--- START OF Entries ---

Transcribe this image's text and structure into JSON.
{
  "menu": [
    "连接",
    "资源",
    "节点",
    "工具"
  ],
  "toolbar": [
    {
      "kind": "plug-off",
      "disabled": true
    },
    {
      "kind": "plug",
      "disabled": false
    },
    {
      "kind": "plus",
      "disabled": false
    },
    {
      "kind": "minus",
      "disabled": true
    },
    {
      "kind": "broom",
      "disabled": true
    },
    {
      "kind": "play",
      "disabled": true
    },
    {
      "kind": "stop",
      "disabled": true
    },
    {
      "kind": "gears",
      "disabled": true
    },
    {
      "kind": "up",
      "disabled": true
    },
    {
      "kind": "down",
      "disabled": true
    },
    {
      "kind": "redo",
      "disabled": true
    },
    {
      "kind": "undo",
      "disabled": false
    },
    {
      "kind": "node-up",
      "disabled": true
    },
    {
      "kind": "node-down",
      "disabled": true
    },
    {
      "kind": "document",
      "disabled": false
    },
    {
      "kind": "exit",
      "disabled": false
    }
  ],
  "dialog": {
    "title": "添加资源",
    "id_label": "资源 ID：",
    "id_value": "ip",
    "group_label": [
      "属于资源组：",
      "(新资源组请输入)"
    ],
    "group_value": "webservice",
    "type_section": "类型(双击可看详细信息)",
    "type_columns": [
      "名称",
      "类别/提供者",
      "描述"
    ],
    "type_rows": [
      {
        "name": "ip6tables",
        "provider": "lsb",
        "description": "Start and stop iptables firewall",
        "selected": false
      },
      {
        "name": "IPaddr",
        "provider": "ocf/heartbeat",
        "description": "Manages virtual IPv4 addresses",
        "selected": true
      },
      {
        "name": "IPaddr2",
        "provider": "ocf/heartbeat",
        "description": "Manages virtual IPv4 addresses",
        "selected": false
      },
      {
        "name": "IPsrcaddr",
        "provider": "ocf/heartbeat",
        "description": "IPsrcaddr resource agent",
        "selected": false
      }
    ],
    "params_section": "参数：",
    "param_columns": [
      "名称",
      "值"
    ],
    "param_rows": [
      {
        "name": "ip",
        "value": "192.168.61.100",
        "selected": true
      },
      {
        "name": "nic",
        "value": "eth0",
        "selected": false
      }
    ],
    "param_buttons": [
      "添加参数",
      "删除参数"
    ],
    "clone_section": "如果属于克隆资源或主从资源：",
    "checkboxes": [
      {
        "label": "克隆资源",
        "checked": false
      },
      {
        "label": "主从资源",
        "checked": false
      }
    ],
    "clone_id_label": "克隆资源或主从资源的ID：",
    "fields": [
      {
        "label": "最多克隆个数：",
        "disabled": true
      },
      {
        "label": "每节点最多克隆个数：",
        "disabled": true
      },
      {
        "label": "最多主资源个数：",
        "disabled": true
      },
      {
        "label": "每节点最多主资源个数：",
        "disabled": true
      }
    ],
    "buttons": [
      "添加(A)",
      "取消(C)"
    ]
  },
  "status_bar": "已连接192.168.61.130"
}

--- END OF Entries ---

Challenge.
Every entry should be printed again exactly as it stands.

In response.
Transcribe this image's text and structure into JSON.
{
  "menu": [
    "连接",
    "资源",
    "节点",
    "工具"
  ],
  "toolbar": [
    {
      "kind": "plug-off",
      "disabled": true
    },
    {
      "kind": "plug",
      "disabled": false
    },
    {
      "kind": "plus",
      "disabled": false
    },
    {
      "kind": "minus",
      "disabled": true
    },
    {
      "kind": "broom",
      "disabled": true
    },
    {
      "kind": "play",
      "disabled": true
    },
    {
      "kind": "stop",
      "disabled": true
    },
    {
      "kind": "gears",
      "disabled": true
    },
    {
      "kind": "up",
      "disabled": true
    },
    {
      "kind": "down",
      "disabled": true
    },
    {
      "kind": "redo",
      "disabled": true
    },
    {
      "kind": "undo",
      "disabled": false
    },
    {
      "kind": "node-up",
      "disabled": true
    },
    {
      "kind": "node-down",
      "disabled": true
    },
    {
      "kind": "document",
      "disabled": false
    },
    {
      "kind": "exit",
      "disabled": false
    }
  ],
  "dialog": {
    "title": "添加资源",
    "id_label": "资源 ID：",
    "id_value": "ip",
    "group_label": [
      "属于资源组：",
      "(新资源组请输入)"
    ],
    "group_value": "webservice",
    "type_section": "类型(双击可看详细信息)",
    "type_columns": [
      "名称",
      "类别/提供者",
      "描述"
    ],
    "type_rows": [
      {
        "name": "ip6tables",
        "provider": "lsb",
        "description": "Start and stop iptables firewall",
        "selected": false
      },
      {
        "name": "IPaddr",
        "provider": "ocf/heartbeat",
        "description": "Manages virtual IPv4 addresses",
        "selected": true
      },
      {
        "name": "IPaddr2",
        "provider": "ocf/heartbeat",
        "description": "Manages virtual IPv4 addresses",
        "selected": false
      },
      {
        "name": "IPsrcaddr",
        "provider": "ocf/heartbeat",
        "description": "IPsrcaddr resource agent",
        "selected": false
      }
    ],
    "params_section": "参数：",
    "param_columns": [
      "名称",
      "值"
    ],
    "param_rows": [
      {
        "name": "ip",
        "value": "192.168.61.100",
        "selected": true
      },
      {
        "name": "nic",
        "value": "eth0",
        "selected": false
      }
    ],
    "param_buttons": [
      "添加参数",
      "删除参数"
    ],
    "clone_section": "如果属于克隆资源或主从资源：",
    "checkboxes": [
      {
        "label": "克隆资源",
        "checked": false
      },
      {
        "label": "主从资源",
        "checked": false
      }
    ],
    "clone_id_label": "克隆资源或主从资源的ID：",
    "fields": [
      {
        "label": "最多克隆个数：",
        "disabled": true
      },
      {
        "label": "每节点最多克隆个数：",
        "disabled": true
      },
      {
        "label": "最多主资源个数：",
        "disabled": true
      },
      {
        "label": "每节点最多主资源个数：",
        "disabled": true
      }
    ],
    "buttons": [
      "添加(A)",
      "取消(C)"
    ]
  },
  "status_bar": "已连接192.168.61.130"
}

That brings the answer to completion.